** Start Source data **

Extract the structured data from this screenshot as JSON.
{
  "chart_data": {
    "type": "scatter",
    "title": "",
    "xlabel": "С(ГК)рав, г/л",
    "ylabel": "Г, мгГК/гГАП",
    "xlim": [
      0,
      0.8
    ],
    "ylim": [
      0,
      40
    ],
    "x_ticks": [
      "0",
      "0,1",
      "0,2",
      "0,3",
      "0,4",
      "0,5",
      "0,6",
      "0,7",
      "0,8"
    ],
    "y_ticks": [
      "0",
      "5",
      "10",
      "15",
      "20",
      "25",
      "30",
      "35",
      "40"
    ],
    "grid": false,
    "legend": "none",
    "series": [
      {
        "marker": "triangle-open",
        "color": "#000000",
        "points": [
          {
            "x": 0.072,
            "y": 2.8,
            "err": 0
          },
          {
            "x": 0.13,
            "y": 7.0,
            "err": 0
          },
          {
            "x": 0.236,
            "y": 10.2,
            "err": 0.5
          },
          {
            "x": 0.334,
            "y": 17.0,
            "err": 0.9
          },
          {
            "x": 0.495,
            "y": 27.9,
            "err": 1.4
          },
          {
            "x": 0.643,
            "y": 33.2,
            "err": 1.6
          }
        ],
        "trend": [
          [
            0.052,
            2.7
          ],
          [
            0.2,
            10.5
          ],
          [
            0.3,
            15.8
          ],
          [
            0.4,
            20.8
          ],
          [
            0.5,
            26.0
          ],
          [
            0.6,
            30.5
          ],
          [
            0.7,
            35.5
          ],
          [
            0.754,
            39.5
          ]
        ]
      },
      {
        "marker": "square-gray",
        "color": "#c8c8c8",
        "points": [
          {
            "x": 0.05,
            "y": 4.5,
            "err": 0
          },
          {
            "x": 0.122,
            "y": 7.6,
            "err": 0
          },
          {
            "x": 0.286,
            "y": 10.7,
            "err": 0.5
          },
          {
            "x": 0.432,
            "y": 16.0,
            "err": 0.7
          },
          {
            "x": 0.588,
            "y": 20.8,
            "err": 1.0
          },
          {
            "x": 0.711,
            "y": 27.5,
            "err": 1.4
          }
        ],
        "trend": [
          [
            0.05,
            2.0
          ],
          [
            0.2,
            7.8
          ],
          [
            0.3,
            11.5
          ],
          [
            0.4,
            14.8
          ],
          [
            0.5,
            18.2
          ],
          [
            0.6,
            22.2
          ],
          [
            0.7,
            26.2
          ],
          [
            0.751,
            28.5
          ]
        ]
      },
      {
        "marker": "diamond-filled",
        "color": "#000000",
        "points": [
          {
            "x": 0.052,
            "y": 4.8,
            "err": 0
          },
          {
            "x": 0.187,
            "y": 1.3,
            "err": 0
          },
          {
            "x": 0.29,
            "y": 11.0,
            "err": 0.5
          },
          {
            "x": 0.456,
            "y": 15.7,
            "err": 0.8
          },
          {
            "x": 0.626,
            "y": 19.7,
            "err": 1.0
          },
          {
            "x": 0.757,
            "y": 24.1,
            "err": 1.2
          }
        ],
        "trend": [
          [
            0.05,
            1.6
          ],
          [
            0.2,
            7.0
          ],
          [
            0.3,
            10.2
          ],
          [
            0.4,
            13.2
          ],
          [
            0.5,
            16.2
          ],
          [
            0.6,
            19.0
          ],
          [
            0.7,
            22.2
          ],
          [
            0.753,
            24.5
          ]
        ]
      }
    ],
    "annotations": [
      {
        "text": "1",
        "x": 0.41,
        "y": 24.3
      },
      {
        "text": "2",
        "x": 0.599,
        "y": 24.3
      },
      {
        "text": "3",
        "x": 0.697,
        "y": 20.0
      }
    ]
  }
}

** End Source data **

Exactly reproduce the material above.

Extract the structured data from this screenshot as JSON.
{
  "chart_data": {
    "type": "scatter",
    "title": "",
    "xlabel": "С(ГК)рав, г/л",
    "ylabel": "Г, мгГК/гГАП",
    "xlim": [
      0,
      0.8
    ],
    "ylim": [
      0,
      40
    ],
    "x_ticks": [
      "0",
      "0,1",
      "0,2",
      "0,3",
      "0,4",
      "0,5",
      "0,6",
      "0,7",
      "0,8"
    ],
    "y_ticks": [
      "0",
      "5",
      "10",
      "15",
      "20",
      "25",
      "30",
      "35",
      "40"
    ],
    "grid": false,
    "legend": "none",
    "series": [
      {
        "marker": "triangle-open",
        "color": "#000000",
        "points": [
          {
            "x": 0.072,
            "y": 2.8,
            "err": 0
          },
          {
            "x": 0.13,
            "y": 7.0,
            "err": 0
          },
          {
            "x": 0.236,
            "y": 10.2,
            "err": 0.5
          },
          {
            "x": 0.334,
            "y": 17.0,
            "err": 0.9
          },
          {
            "x": 0.495,
            "y": 27.9,
            "err": 1.4
          },
          {
            "x": 0.643,
            "y": 33.2,
            "err": 1.6
          }
        ],
        "trend": [
          [
            0.052,
            2.7
          ],
          [
            0.2,
            10.5
          ],
          [
            0.3,
            15.8
          ],
          [
            0.4,
            20.8
          ],
          [
            0.5,
            26.0
          ],
          [
            0.6,
            30.5
          ],
          [
            0.7,
            35.5
          ],
          [
            0.754,
            39.5
          ]
        ]
      },
      {
        "marker": "square-gray",
        "color": "#c8c8c8",
        "points": [
          {
            "x": 0.05,
            "y": 4.5,
            "err": 0
          },
          {
            "x": 0.122,
            "y": 7.6,
            "err": 0
          },
          {
            "x": 0.286,
            "y": 10.7,
            "err": 0.5
          },
          {
            "x": 0.432,
            "y": 16.0,
            "err": 0.7
          },
          {
            "x": 0.588,
            "y": 20.8,
            "err": 1.0
          },
          {
            "x": 0.711,
            "y": 27.5,
            "err": 1.4
          }
        ],
        "trend": [
          [
            0.05,
            2.0
          ],
          [
            0.2,
            7.8
          ],
          [
            0.3,
            11.5
          ],
          [
            0.4,
            14.8
          ],
          [
            0.5,
            18.2
          ],
          [
            0.6,
            22.2
          ],
          [
            0.7,
            26.2
          ],
          [
            0.751,
            28.5
          ]
        ]
      },
      {
        "marker": "diamond-filled",
        "color": "#000000",
        "points": [
          {
            "x": 0.052,
            "y": 4.8,
            "err": 0
          },
          {
            "x": 0.187,
            "y": 1.3,
            "err": 0
          },
          {
            "x": 0.29,
            "y": 11.0,
            "err": 0.5
          },
          {
            "x": 0.456,
            "y": 15.7,
            "err": 0.8
          },
          {
            "x": 0.626,
            "y": 19.7,
            "err": 1.0
          },
          {
            "x": 0.757,
            "y": 24.1,
            "err": 1.2
          }
        ],
        "trend": [
          [
            0.05,
            1.6
          ],
          [
            0.2,
            7.0
          ],
          [
            0.3,
            10.2
          ],
          [
            0.4,
            13.2
          ],
          [
            0.5,
            16.2
          ],
          [
            0.6,
            19.0
          ],
          [
            0.7,
            22.2
          ],
          [
            0.753,
            24.5
          ]
        ]
      }
    ],
    "annotations": [
      {
        "text": "1",
        "x": 0.41,
        "y": 24.3
      },
      {
        "text": "2",
        "x": 0.599,
        "y": 24.3
      },
      {
        "text": "3",
        "x": 0.697,
        "y": 20.0
      }
    ]
  }
}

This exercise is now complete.